Given records>
· · · ·

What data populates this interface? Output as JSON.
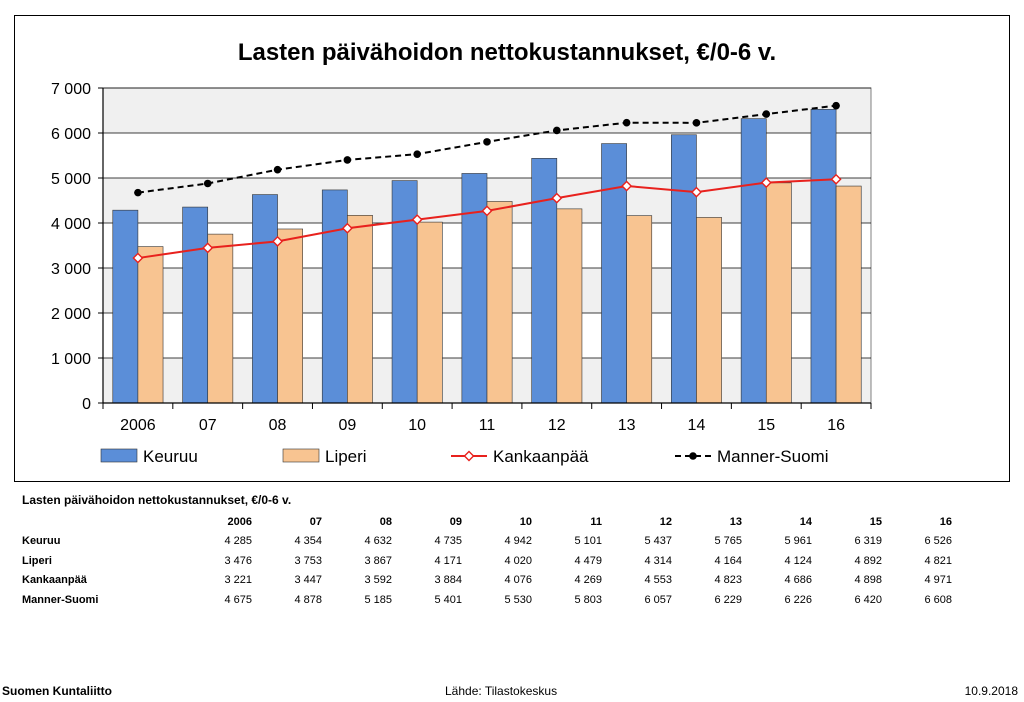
{
  "chart_data": {
    "type": "bar",
    "title": "Lasten päivähoidon nettokustannukset, €/0-6 v.",
    "categories": [
      "2006",
      "07",
      "08",
      "09",
      "10",
      "11",
      "12",
      "13",
      "14",
      "15",
      "16"
    ],
    "series": [
      {
        "name": "Keuruu",
        "kind": "bar",
        "color": "#5B8ED8",
        "values": [
          4285,
          4354,
          4632,
          4735,
          4942,
          5101,
          5437,
          5765,
          5961,
          6319,
          6526
        ]
      },
      {
        "name": "Liperi",
        "kind": "bar",
        "color": "#F8C491",
        "values": [
          3476,
          3753,
          3867,
          4171,
          4020,
          4479,
          4314,
          4164,
          4124,
          4892,
          4821
        ]
      },
      {
        "name": "Kankaanpää",
        "kind": "line",
        "color": "#E8211D",
        "marker": "diamond",
        "values": [
          3221,
          3447,
          3592,
          3884,
          4076,
          4269,
          4553,
          4823,
          4686,
          4898,
          4971
        ]
      },
      {
        "name": "Manner-Suomi",
        "kind": "dashed-line",
        "color": "#000000",
        "marker": "circle",
        "values": [
          4675,
          4878,
          5185,
          5401,
          5530,
          5803,
          6057,
          6229,
          6226,
          6420,
          6608
        ]
      }
    ],
    "ylim": [
      0,
      7000
    ],
    "yticks": [
      0,
      1000,
      2000,
      3000,
      4000,
      5000,
      6000,
      7000
    ],
    "ytick_labels": [
      "0",
      "1 000",
      "2 000",
      "3 000",
      "4 000",
      "5 000",
      "6 000",
      "7 000"
    ],
    "grid": true,
    "legend_position": "bottom"
  },
  "table": {
    "title": "Lasten päivähoidon nettokustannukset, €/0-6 v.",
    "headers": [
      "2006",
      "07",
      "08",
      "09",
      "10",
      "11",
      "12",
      "13",
      "14",
      "15",
      "16"
    ],
    "rows": [
      {
        "label": "Keuruu",
        "values": [
          "4 285",
          "4 354",
          "4 632",
          "4 735",
          "4 942",
          "5 101",
          "5 437",
          "5 765",
          "5 961",
          "6 319",
          "6 526"
        ]
      },
      {
        "label": "Liperi",
        "values": [
          "3 476",
          "3 753",
          "3 867",
          "4 171",
          "4 020",
          "4 479",
          "4 314",
          "4 164",
          "4 124",
          "4 892",
          "4 821"
        ]
      },
      {
        "label": "Kankaanpää",
        "values": [
          "3 221",
          "3 447",
          "3 592",
          "3 884",
          "4 076",
          "4 269",
          "4 553",
          "4 823",
          "4 686",
          "4 898",
          "4 971"
        ]
      },
      {
        "label": "Manner-Suomi",
        "values": [
          "4 675",
          "4 878",
          "5 185",
          "5 401",
          "5 530",
          "5 803",
          "6 057",
          "6 229",
          "6 226",
          "6 420",
          "6 608"
        ]
      }
    ]
  },
  "footer": {
    "left": "Suomen Kuntaliitto",
    "center": "Lähde: Tilastokeskus",
    "right": "10.9.2018"
  }
}
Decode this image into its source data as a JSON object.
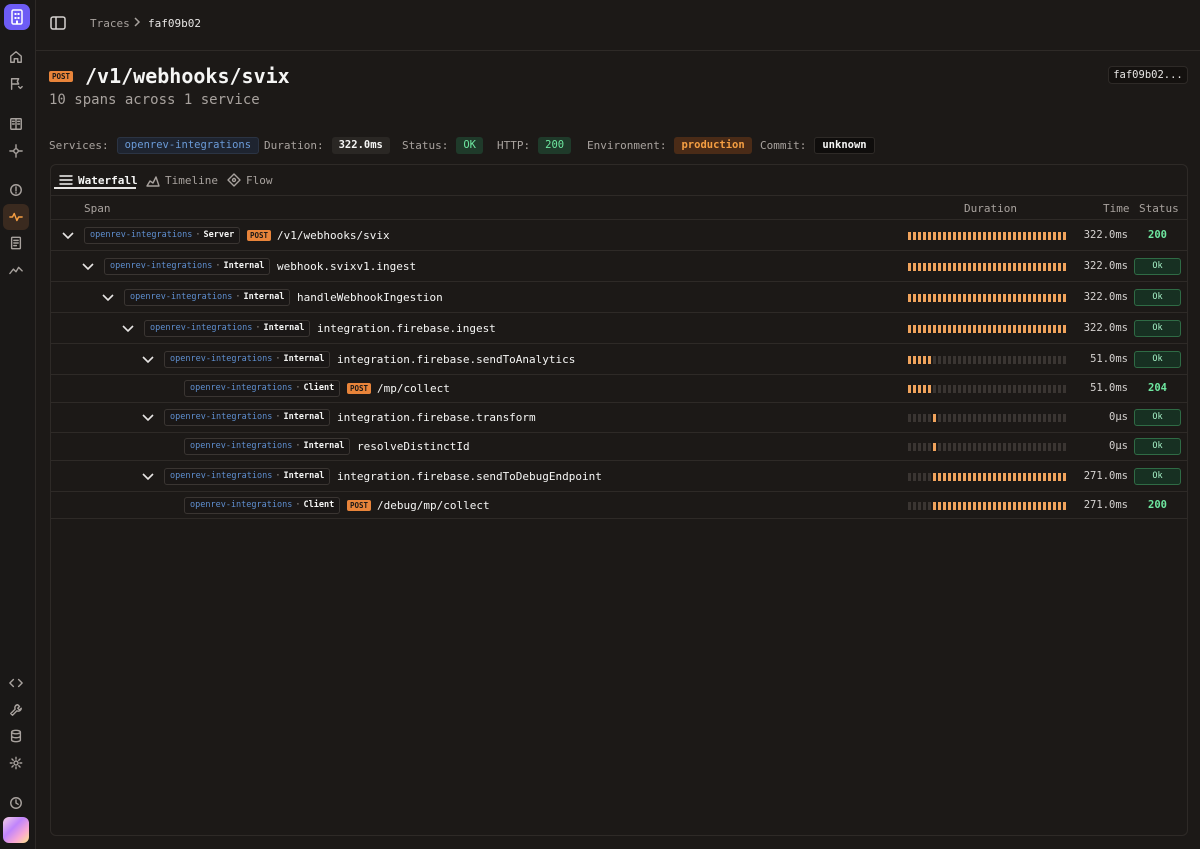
{
  "breadcrumb": {
    "traces": "Traces",
    "current": "faf09b02"
  },
  "header": {
    "method": "POST",
    "title": "/v1/webhooks/svix",
    "subtitle": "10 spans across 1 service",
    "trace_id": "faf09b02..."
  },
  "meta": {
    "services_label": "Services:",
    "services_value": "openrev-integrations",
    "duration_label": "Duration:",
    "duration_value": "322.0ms",
    "status_label": "Status:",
    "status_value": "OK",
    "http_label": "HTTP:",
    "http_value": "200",
    "environment_label": "Environment:",
    "environment_value": "production",
    "commit_label": "Commit:",
    "commit_value": "unknown"
  },
  "tabs": {
    "waterfall": "Waterfall",
    "timeline": "Timeline",
    "flow": "Flow"
  },
  "columns": {
    "span": "Span",
    "duration": "Duration",
    "time": "Time",
    "status": "Status"
  },
  "spans": [
    {
      "service": "openrev-integrations",
      "kind": "Server",
      "method": "POST",
      "name": "/v1/webhooks/svix",
      "time": "322.0ms",
      "status": "200",
      "status_style": "text",
      "depth": 0,
      "expandable": true,
      "bar_start": 0,
      "bar_fraction": 1.0
    },
    {
      "service": "openrev-integrations",
      "kind": "Internal",
      "method": "",
      "name": "webhook.svixv1.ingest",
      "time": "322.0ms",
      "status": "Ok",
      "status_style": "chip",
      "depth": 1,
      "expandable": true,
      "bar_start": 0,
      "bar_fraction": 1.0
    },
    {
      "service": "openrev-integrations",
      "kind": "Internal",
      "method": "",
      "name": "handleWebhookIngestion",
      "time": "322.0ms",
      "status": "Ok",
      "status_style": "chip",
      "depth": 2,
      "expandable": true,
      "bar_start": 0,
      "bar_fraction": 1.0
    },
    {
      "service": "openrev-integrations",
      "kind": "Internal",
      "method": "",
      "name": "integration.firebase.ingest",
      "time": "322.0ms",
      "status": "Ok",
      "status_style": "chip",
      "depth": 3,
      "expandable": true,
      "bar_start": 0,
      "bar_fraction": 1.0
    },
    {
      "service": "openrev-integrations",
      "kind": "Internal",
      "method": "",
      "name": "integration.firebase.sendToAnalytics",
      "time": "51.0ms",
      "status": "Ok",
      "status_style": "chip",
      "depth": 4,
      "expandable": true,
      "bar_start": 0,
      "bar_fraction": 0.16
    },
    {
      "service": "openrev-integrations",
      "kind": "Client",
      "method": "POST",
      "name": "/mp/collect",
      "time": "51.0ms",
      "status": "204",
      "status_style": "text",
      "depth": 5,
      "expandable": false,
      "bar_start": 0,
      "bar_fraction": 0.16
    },
    {
      "service": "openrev-integrations",
      "kind": "Internal",
      "method": "",
      "name": "integration.firebase.transform",
      "time": "0µs",
      "status": "Ok",
      "status_style": "chip",
      "depth": 4,
      "expandable": true,
      "bar_start": 0.16,
      "bar_fraction": 0.0
    },
    {
      "service": "openrev-integrations",
      "kind": "Internal",
      "method": "",
      "name": "resolveDistinctId",
      "time": "0µs",
      "status": "Ok",
      "status_style": "chip",
      "depth": 5,
      "expandable": false,
      "bar_start": 0.16,
      "bar_fraction": 0.0
    },
    {
      "service": "openrev-integrations",
      "kind": "Internal",
      "method": "",
      "name": "integration.firebase.sendToDebugEndpoint",
      "time": "271.0ms",
      "status": "Ok",
      "status_style": "chip",
      "depth": 4,
      "expandable": true,
      "bar_start": 0.16,
      "bar_fraction": 0.84
    },
    {
      "service": "openrev-integrations",
      "kind": "Client",
      "method": "POST",
      "name": "/debug/mp/collect",
      "time": "271.0ms",
      "status": "200",
      "status_style": "text",
      "depth": 5,
      "expandable": false,
      "bar_start": 0.16,
      "bar_fraction": 0.84
    }
  ]
}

· · · ·

What is needed> Without the pictures, return all the records precisely as they stand.

Answer in full>
What data populates this interface? Output as JSON.
{
  "chart_data": {
    "type": "bar",
    "title": "Lasten päivähoidon nettokustannukset, €/0-6 v.",
    "categories": [
      "2006",
      "07",
      "08",
      "09",
      "10",
      "11",
      "12",
      "13",
      "14",
      "15",
      "16"
    ],
    "series": [
      {
        "name": "Keuruu",
        "kind": "bar",
        "color": "#5B8ED8",
        "values": [
          4285,
          4354,
          4632,
          4735,
          4942,
          5101,
          5437,
          5765,
          5961,
          6319,
          6526
        ]
      },
      {
        "name": "Liperi",
        "kind": "bar",
        "color": "#F8C491",
        "values": [
          3476,
          3753,
          3867,
          4171,
          4020,
          4479,
          4314,
          4164,
          4124,
          4892,
          4821
        ]
      },
      {
        "name": "Kankaanpää",
        "kind": "line",
        "color": "#E8211D",
        "marker": "diamond",
        "values": [
          3221,
          3447,
          3592,
          3884,
          4076,
          4269,
          4553,
          4823,
          4686,
          4898,
          4971
        ]
      },
      {
        "name": "Manner-Suomi",
        "kind": "dashed-line",
        "color": "#000000",
        "marker": "circle",
        "values": [
          4675,
          4878,
          5185,
          5401,
          5530,
          5803,
          6057,
          6229,
          6226,
          6420,
          6608
        ]
      }
    ],
    "ylim": [
      0,
      7000
    ],
    "yticks": [
      0,
      1000,
      2000,
      3000,
      4000,
      5000,
      6000,
      7000
    ],
    "ytick_labels": [
      "0",
      "1 000",
      "2 000",
      "3 000",
      "4 000",
      "5 000",
      "6 000",
      "7 000"
    ],
    "grid": true,
    "legend_position": "bottom"
  },
  "table": {
    "title": "Lasten päivähoidon nettokustannukset, €/0-6 v.",
    "headers": [
      "2006",
      "07",
      "08",
      "09",
      "10",
      "11",
      "12",
      "13",
      "14",
      "15",
      "16"
    ],
    "rows": [
      {
        "label": "Keuruu",
        "values": [
          "4 285",
          "4 354",
          "4 632",
          "4 735",
          "4 942",
          "5 101",
          "5 437",
          "5 765",
          "5 961",
          "6 319",
          "6 526"
        ]
      },
      {
        "label": "Liperi",
        "values": [
          "3 476",
          "3 753",
          "3 867",
          "4 171",
          "4 020",
          "4 479",
          "4 314",
          "4 164",
          "4 124",
          "4 892",
          "4 821"
        ]
      },
      {
        "label": "Kankaanpää",
        "values": [
          "3 221",
          "3 447",
          "3 592",
          "3 884",
          "4 076",
          "4 269",
          "4 553",
          "4 823",
          "4 686",
          "4 898",
          "4 971"
        ]
      },
      {
        "label": "Manner-Suomi",
        "values": [
          "4 675",
          "4 878",
          "5 185",
          "5 401",
          "5 530",
          "5 803",
          "6 057",
          "6 229",
          "6 226",
          "6 420",
          "6 608"
        ]
      }
    ]
  },
  "footer": {
    "left": "Suomen Kuntaliitto",
    "center": "Lähde: Tilastokeskus",
    "right": "10.9.2018"
  }
}
Decode this image into its source data as a JSON object.
{
  "breadcrumb": {
    "traces": "Traces",
    "current": "faf09b02"
  },
  "header": {
    "method": "POST",
    "title": "/v1/webhooks/svix",
    "subtitle": "10 spans across 1 service",
    "trace_id": "faf09b02..."
  },
  "meta": {
    "services_label": "Services:",
    "services_value": "openrev-integrations",
    "duration_label": "Duration:",
    "duration_value": "322.0ms",
    "status_label": "Status:",
    "status_value": "OK",
    "http_label": "HTTP:",
    "http_value": "200",
    "environment_label": "Environment:",
    "environment_value": "production",
    "commit_label": "Commit:",
    "commit_value": "unknown"
  },
  "tabs": {
    "waterfall": "Waterfall",
    "timeline": "Timeline",
    "flow": "Flow"
  },
  "columns": {
    "span": "Span",
    "duration": "Duration",
    "time": "Time",
    "status": "Status"
  },
  "spans": [
    {
      "service": "openrev-integrations",
      "kind": "Server",
      "method": "POST",
      "name": "/v1/webhooks/svix",
      "time": "322.0ms",
      "status": "200",
      "status_style": "text",
      "depth": 0,
      "expandable": true,
      "bar_start": 0,
      "bar_fraction": 1.0
    },
    {
      "service": "openrev-integrations",
      "kind": "Internal",
      "method": "",
      "name": "webhook.svixv1.ingest",
      "time": "322.0ms",
      "status": "Ok",
      "status_style": "chip",
      "depth": 1,
      "expandable": true,
      "bar_start": 0,
      "bar_fraction": 1.0
    },
    {
      "service": "openrev-integrations",
      "kind": "Internal",
      "method": "",
      "name": "handleWebhookIngestion",
      "time": "322.0ms",
      "status": "Ok",
      "status_style": "chip",
      "depth": 2,
      "expandable": true,
      "bar_start": 0,
      "bar_fraction": 1.0
    },
    {
      "service": "openrev-integrations",
      "kind": "Internal",
      "method": "",
      "name": "integration.firebase.ingest",
      "time": "322.0ms",
      "status": "Ok",
      "status_style": "chip",
      "depth": 3,
      "expandable": true,
      "bar_start": 0,
      "bar_fraction": 1.0
    },
    {
      "service": "openrev-integrations",
      "kind": "Internal",
      "method": "",
      "name": "integration.firebase.sendToAnalytics",
      "time": "51.0ms",
      "status": "Ok",
      "status_style": "chip",
      "depth": 4,
      "expandable": true,
      "bar_start": 0,
      "bar_fraction": 0.16
    },
    {
      "service": "openrev-integrations",
      "kind": "Client",
      "method": "POST",
      "name": "/mp/collect",
      "time": "51.0ms",
      "status": "204",
      "status_style": "text",
      "depth": 5,
      "expandable": false,
      "bar_start": 0,
      "bar_fraction": 0.16
    },
    {
      "service": "openrev-integrations",
      "kind": "Internal",
      "method": "",
      "name": "integration.firebase.transform",
      "time": "0µs",
      "status": "Ok",
      "status_style": "chip",
      "depth": 4,
      "expandable": true,
      "bar_start": 0.16,
      "bar_fraction": 0.0
    },
    {
      "service": "openrev-integrations",
      "kind": "Internal",
      "method": "",
      "name": "resolveDistinctId",
      "time": "0µs",
      "status": "Ok",
      "status_style": "chip",
      "depth": 5,
      "expandable": false,
      "bar_start": 0.16,
      "bar_fraction": 0.0
    },
    {
      "service": "openrev-integrations",
      "kind": "Internal",
      "method": "",
      "name": "integration.firebase.sendToDebugEndpoint",
      "time": "271.0ms",
      "status": "Ok",
      "status_style": "chip",
      "depth": 4,
      "expandable": true,
      "bar_start": 0.16,
      "bar_fraction": 0.84
    },
    {
      "service": "openrev-integrations",
      "kind": "Client",
      "method": "POST",
      "name": "/debug/mp/collect",
      "time": "271.0ms",
      "status": "200",
      "status_style": "text",
      "depth": 5,
      "expandable": false,
      "bar_start": 0.16,
      "bar_fraction": 0.84
    }
  ]
}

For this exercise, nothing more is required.